◆ **Extrait du texte**:

En 2022, 7 838 actes de criminalité ont été recensés pour 100 000 habitants à St. Louis. Un chiffre supérieur de près de 2 000 par rapport à Chicago, qui comptabilisait 5 496 crimes pour 100 00 habitants. En 2023, alors que la tendance nationale était à la baisse en matière de criminalité, St. Louis maintenait sa position sur le podium : 6 945 crimes pour 100 000 habitants, contre 6 441 à Chicago.

Les conclusions sont similaires pour la ville de Washington, où Donald Trump a déployé ses troupes. Contrairement aux affirmations de la Maison-Blanche, la ville n’est pas « hors de contrôle ». Comme à Chicago, le taux de crime par habitant de la capitale des Etats-Unis est largement inférieur à d’autres villes et la criminalité est en chute libre.

Des campagnes politiques ?

Si Chicago est la dernière métropole à s’être retrouvée dans le collimateur du président, elle suit une longue liste.

700 Marines et 4 000 militaires de la Garde nationale déployés à Los Angeles, 1 761-arrestations à Washington, des menaces faites à l’encontre de Baltimore, de New York et de La Nouvelle-Orléans… Tant d’opérations dont se targue Donald Trump sur son réseau social.

◆ **Informations enregistrées**:
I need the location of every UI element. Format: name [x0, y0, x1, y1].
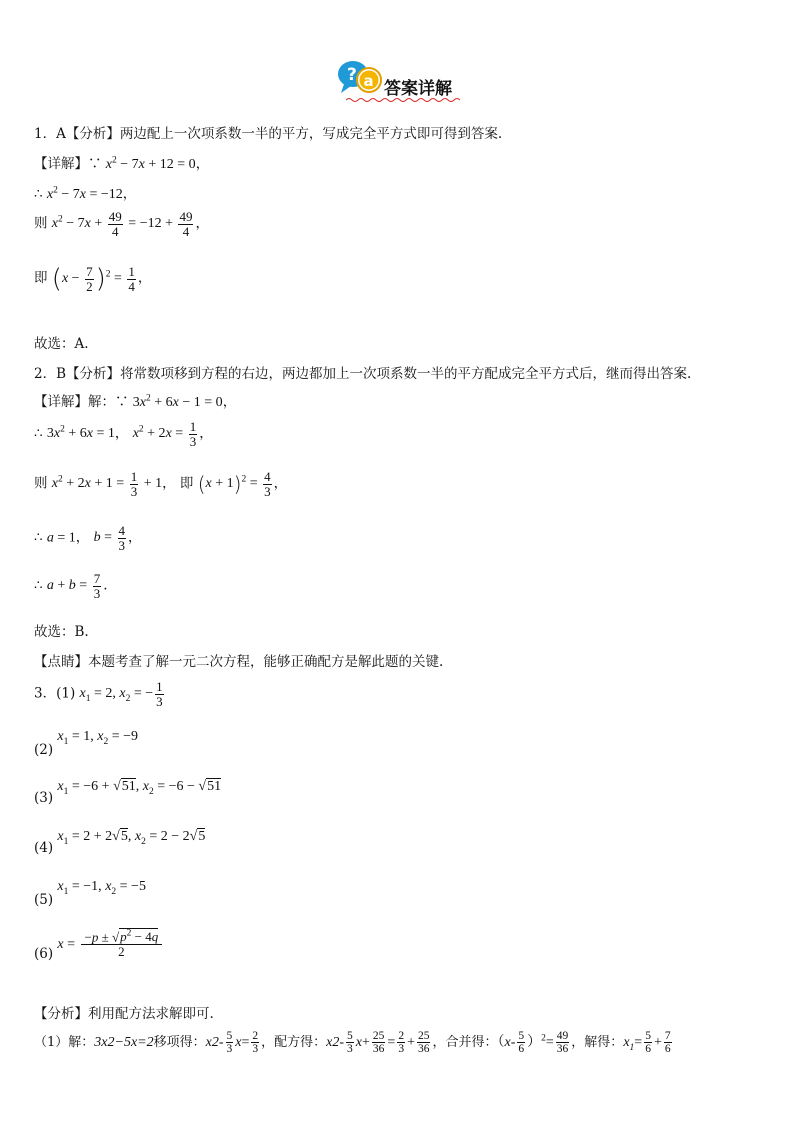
p2-step-3: ∴ a = 1， b = $\frac{4}{3}$ ，	[34, 523, 142, 553]
equation: $x_1 = 1$, $x_2 = -9$	[57, 729, 139, 747]
p2-step-1: ∴ $3x^2 + 6x = 1$， $x^2 + 2x$ = $\frac{1}{3}$ ，	[34, 419, 213, 449]
answer-header	[336, 58, 466, 102]
qa-bubble-icon	[336, 58, 384, 102]
equation: $3x^2 + 6x = 1$	[46, 424, 115, 442]
p1-choice: 故选：A.	[34, 336, 89, 352]
p3-answer-3: (3) $x_1 = -6 + √51$, $x_2 = -6 - √51$	[34, 779, 222, 806]
equation: b = $\frac{4}{3}$	[93, 523, 125, 553]
p2-comment: 【点睛】本题考查了解一元二次方程，能够正确配方是解此题的关键.	[34, 654, 444, 670]
p3-answer-4: (4) $x_1 = 2 + 2√5$, $x_2 = 2 - 2√5$	[34, 829, 206, 856]
equation: $x_1 = -1$, $x_2 = -5$	[57, 879, 146, 897]
p1-step-1: ∴ $x^2 - 7x = -12$，	[34, 185, 137, 202]
p2-detail-line: 【详解】解：∵ $3x^2 + 6x - 1 = 0$，	[34, 393, 237, 410]
equation: （x- $\frac{5}{6}$ ）$^2$= $\frac{49}{36}$	[497, 1030, 569, 1056]
equation: $x^2 - 7x$ + $\frac{49}{4}$ = −12 + $\frac{49}{4}$	[51, 209, 193, 239]
page-title: 答案详解	[384, 79, 452, 99]
p3-answer-5: (5) $x_1 = -1$, $x_2 = -5$	[34, 879, 146, 908]
p1-analysis: 1．A【分析】两边配上一次项系数一半的平方，写成完全平方式即可得到答案.	[34, 126, 503, 142]
equation: x2- $\frac{5}{3}$ x+ $\frac{25}{36}$ = $\frac{2}{3}$ + $\frac{25}{36}$	[326, 1030, 430, 1056]
spellcheck-underline	[346, 97, 461, 102]
equation: $x^2 - 7x + 12 = 0$	[105, 155, 196, 172]
p2-choice: 故选：B.	[34, 624, 89, 640]
p2-analysis: 2．B【分析】将常数项移到方程的右边，两边都加上一次项系数一半的平方配成完全平方式后，继而得出答案.	[34, 366, 692, 382]
svg-text:a: a	[363, 72, 374, 90]
p3-answer-6: (6) x = $\frac{-p \pm √p^2 - 4q}{2}$	[34, 930, 164, 959]
equation: $x^2 + 2x + 1$ = $\frac{1}{3}$ + 1	[51, 469, 163, 499]
equation: $x_1 = 2 + 2√5$, $x_2 = 2 - 2√5$	[57, 829, 206, 847]
p3-analysis: 【分析】利用配方法求解即可.	[34, 1006, 214, 1022]
p3-solution-1: （1）解：3x2−5x=2移项得：x2- $\frac{5}{3}$ x= $\frac{2}{3}$ ，配方得：x2- $\frac{5}{3}$ x+ $\frac{25}{36}$ = $\frac{2}{3}$ + $\frac{25}{36}$ ，合并得：（x- $\frac{5}{6}$ ）$^2$= $\frac{49}{36}$ ，解得：$x_1=$ $\frac{5}{6}$ + $\frac{7}{6}$	[34, 1030, 674, 1055]
svg-text:?: ?	[347, 65, 357, 85]
equation: a + b = $\frac{7}{3}$	[46, 571, 101, 601]
equation: $x_1 = 2$, $x_2$ = − $\frac{1}{3}$	[79, 679, 163, 709]
p1-detail-line: 【详解】∵ $x^2 - 7x + 12 = 0$，	[34, 155, 210, 172]
equation: x = $\frac{-p \pm √p^2 - 4q}{2}$	[57, 937, 164, 952]
p2-step-2: 则 $x^2 + 2x + 1$ = $\frac{1}{3}$ + 1， 即 $(x + 1)^2$ = $\frac{4}{3}$ ，	[34, 469, 288, 499]
p2-step-4: ∴ a + b = $\frac{7}{3}$ .	[34, 571, 108, 601]
equation: $x_1 = -6 + √51$, $x_2 = -6 - √51$	[57, 779, 222, 797]
equation: (x − $\frac{7}{2}$ )$^2$ = $\frac{1}{4}$	[51, 263, 135, 294]
equation: $(x + 1)^2$ = $\frac{4}{3}$	[197, 469, 271, 499]
equation: a = 1	[46, 530, 76, 546]
p1-step-3: 即 (x − $\frac{7}{2}$ )$^2$ = $\frac{1}{4}$ ，	[34, 263, 152, 294]
equation: $x_1=$ $\frac{5}{6}$ + $\frac{7}{6}$	[623, 1030, 671, 1056]
p3-answer-1: 3．(1) $x_1 = 2$, $x_2$ = − $\frac{1}{3}$	[34, 680, 166, 708]
equation: $3x^2 + 6x - 1 = 0$	[132, 393, 223, 410]
equation: $x^2 + 2x$ = $\frac{1}{3}$	[132, 419, 197, 449]
equation: $x^2 - 7x = -12$	[46, 185, 123, 202]
p3-answer-2: (2) $x_1 = 1$, $x_2 = -9$	[34, 729, 139, 758]
p1-step-2: 则 $x^2 - 7x$ + $\frac{49}{4}$ = −12 + $\frac{49}{4}$ ，	[34, 209, 209, 239]
equation: x2- $\frac{5}{3}$ x= $\frac{2}{3}$	[205, 1030, 259, 1056]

◆ **Consigne écrite**: Reproduisez fidèlement le passage de l'extrait sur la criminalité urbaine aux États-Unis qui va de « Les conclusions sont » à « une longue liste. ».

◆ **Réponse à la consigne**:
Les conclusions sont similaires pour la ville de Washington, où Donald Trump a déployé ses troupes. Contrairement aux affirmations de la Maison-Blanche, la ville n’est pas « hors de contrôle ». Comme à Chicago, le taux de crime par habitant de la capitale des Etats-Unis est largement inférieur à d’autres villes et la criminalité est en chute libre.

Des campagnes politiques ?

Si Chicago est la dernière métropole à s’être retrouvée dans le collimateur du président, elle suit une longue liste.